**What is being asked**
Copy all of the material word for word, except for the pictures.

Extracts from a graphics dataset

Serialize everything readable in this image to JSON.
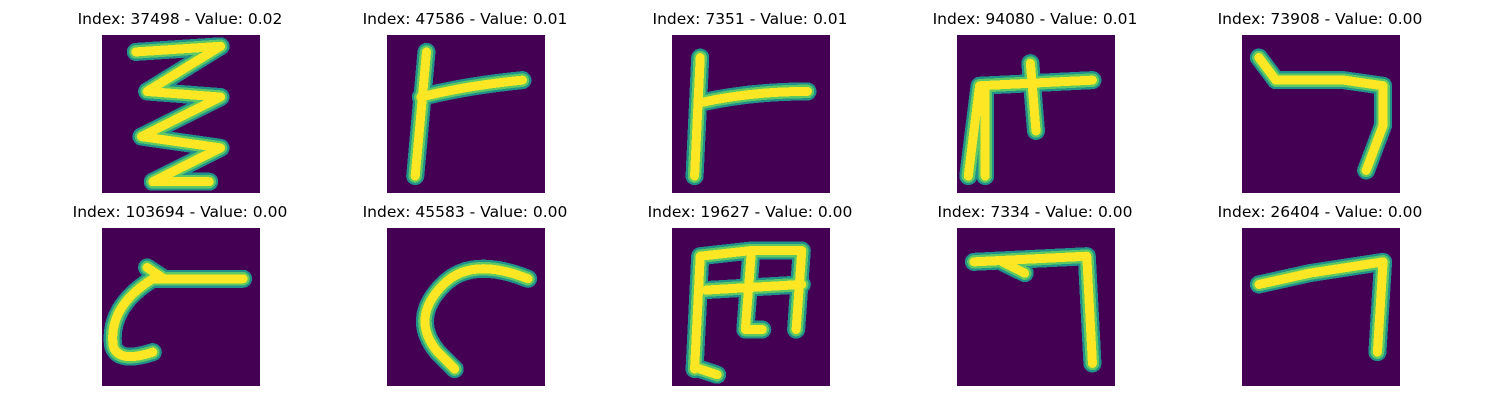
{
  "colors": {
    "background": "#440154",
    "stroke_core": "#fde725",
    "stroke_mid": "#5ec962",
    "stroke_edge": "#21918c"
  },
  "panels": [
    {
      "title": "Index: 37498 - Value: 0.02"
    },
    {
      "title": "Index: 47586 - Value: 0.01"
    },
    {
      "title": "Index: 7351 - Value: 0.01"
    },
    {
      "title": "Index: 94080 - Value: 0.01"
    },
    {
      "title": "Index: 73908 - Value: 0.00"
    },
    {
      "title": "Index: 103694 - Value: 0.00"
    },
    {
      "title": "Index: 45583 - Value: 0.00"
    },
    {
      "title": "Index: 19627 - Value: 0.00"
    },
    {
      "title": "Index: 7334 - Value: 0.00"
    },
    {
      "title": "Index: 26404 - Value: 0.00"
    }
  ]
}
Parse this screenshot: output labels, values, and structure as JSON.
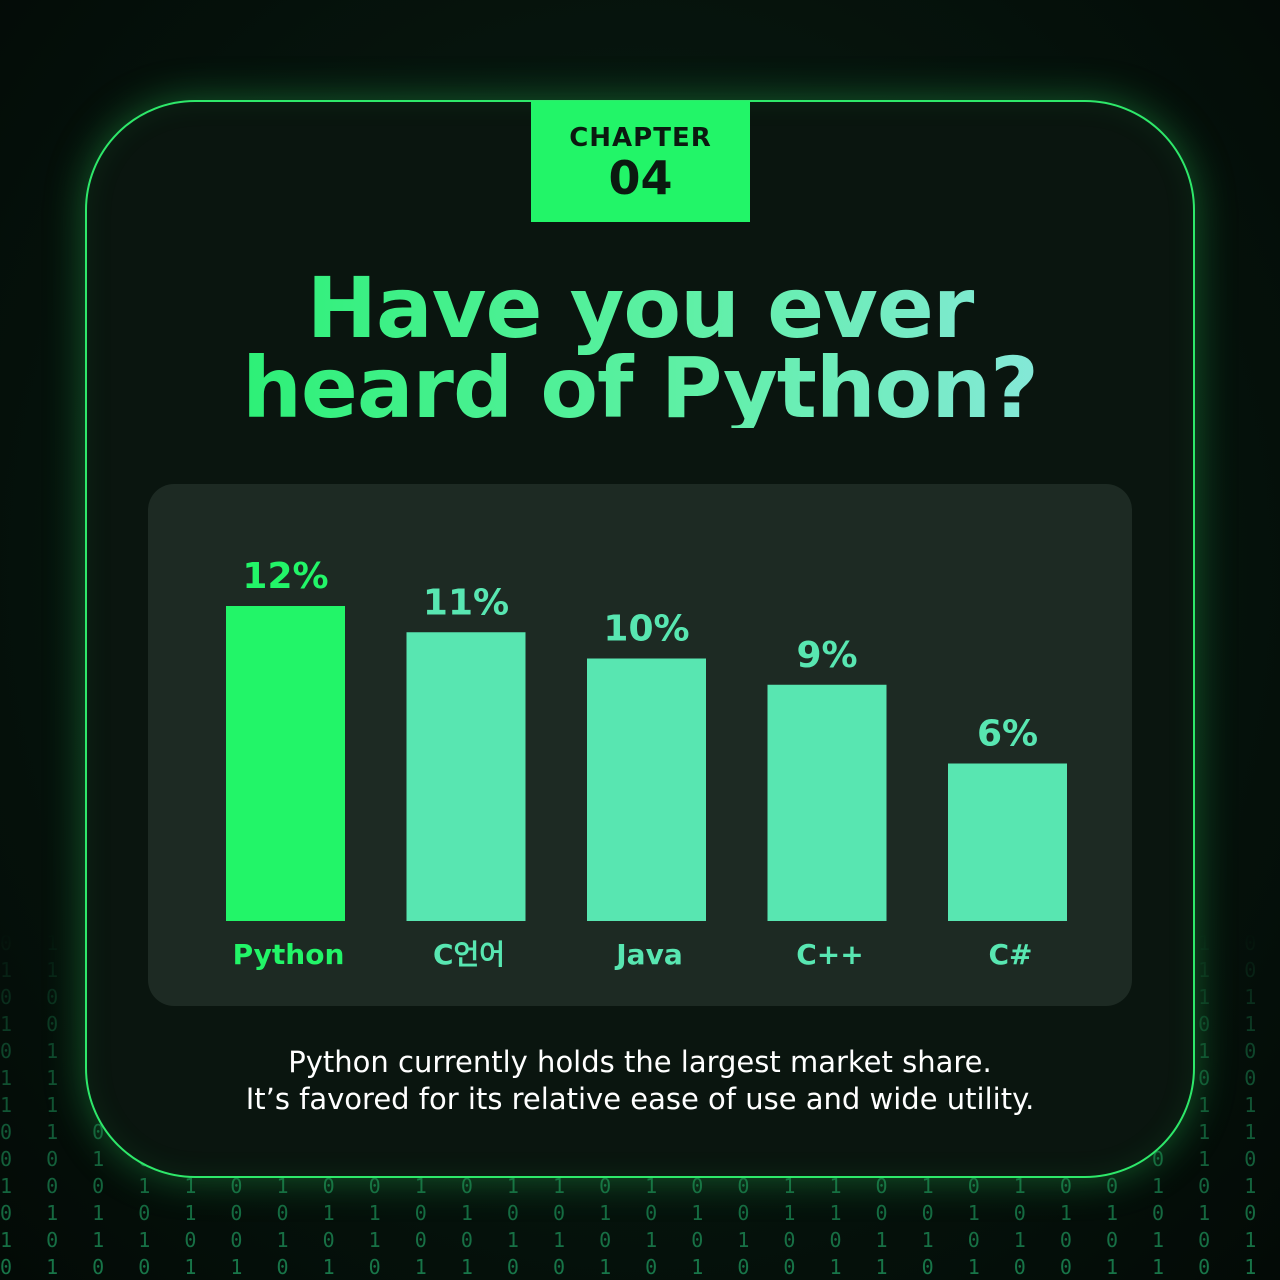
{
  "chapter": {
    "label": "CHAPTER",
    "number": "04"
  },
  "headline": {
    "line1": "Have you ever",
    "line2": "heard of Python?"
  },
  "chart_data": {
    "type": "bar",
    "categories": [
      "Python",
      "C언어",
      "Java",
      "C++",
      "C#"
    ],
    "values": [
      12,
      11,
      10,
      9,
      6
    ],
    "value_labels": [
      "12%",
      "11%",
      "10%",
      "9%",
      "6%"
    ],
    "unit": "%",
    "ylim": [
      0,
      12
    ],
    "grid": false,
    "highlight_index": 0,
    "colors": {
      "highlight": "#22f568",
      "default": "#58e6b1"
    }
  },
  "caption": {
    "line1": "Python currently holds the largest market share.",
    "line2": "It’s favored for its relative ease of use and wide utility."
  },
  "theme": {
    "accent": "#22f568",
    "background": "#06140d",
    "panel": "#1d2a23"
  }
}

**Correct response**
Serialize everything readable in this image to JSON.
{
  "colors": {
    "background": "#440154",
    "stroke_core": "#fde725",
    "stroke_mid": "#5ec962",
    "stroke_edge": "#21918c"
  },
  "panels": [
    {
      "title": "Index: 37498 - Value: 0.02"
    },
    {
      "title": "Index: 47586 - Value: 0.01"
    },
    {
      "title": "Index: 7351 - Value: 0.01"
    },
    {
      "title": "Index: 94080 - Value: 0.01"
    },
    {
      "title": "Index: 73908 - Value: 0.00"
    },
    {
      "title": "Index: 103694 - Value: 0.00"
    },
    {
      "title": "Index: 45583 - Value: 0.00"
    },
    {
      "title": "Index: 19627 - Value: 0.00"
    },
    {
      "title": "Index: 7334 - Value: 0.00"
    },
    {
      "title": "Index: 26404 - Value: 0.00"
    }
  ]
}
Parse this screenshot: output labels, values, and structure as JSON.
{
  "chapter": {
    "label": "CHAPTER",
    "number": "04"
  },
  "headline": {
    "line1": "Have you ever",
    "line2": "heard of Python?"
  },
  "chart_data": {
    "type": "bar",
    "categories": [
      "Python",
      "C언어",
      "Java",
      "C++",
      "C#"
    ],
    "values": [
      12,
      11,
      10,
      9,
      6
    ],
    "value_labels": [
      "12%",
      "11%",
      "10%",
      "9%",
      "6%"
    ],
    "unit": "%",
    "ylim": [
      0,
      12
    ],
    "grid": false,
    "highlight_index": 0,
    "colors": {
      "highlight": "#22f568",
      "default": "#58e6b1"
    }
  },
  "caption": {
    "line1": "Python currently holds the largest market share.",
    "line2": "It’s favored for its relative ease of use and wide utility."
  },
  "theme": {
    "accent": "#22f568",
    "background": "#06140d",
    "panel": "#1d2a23"
  }
}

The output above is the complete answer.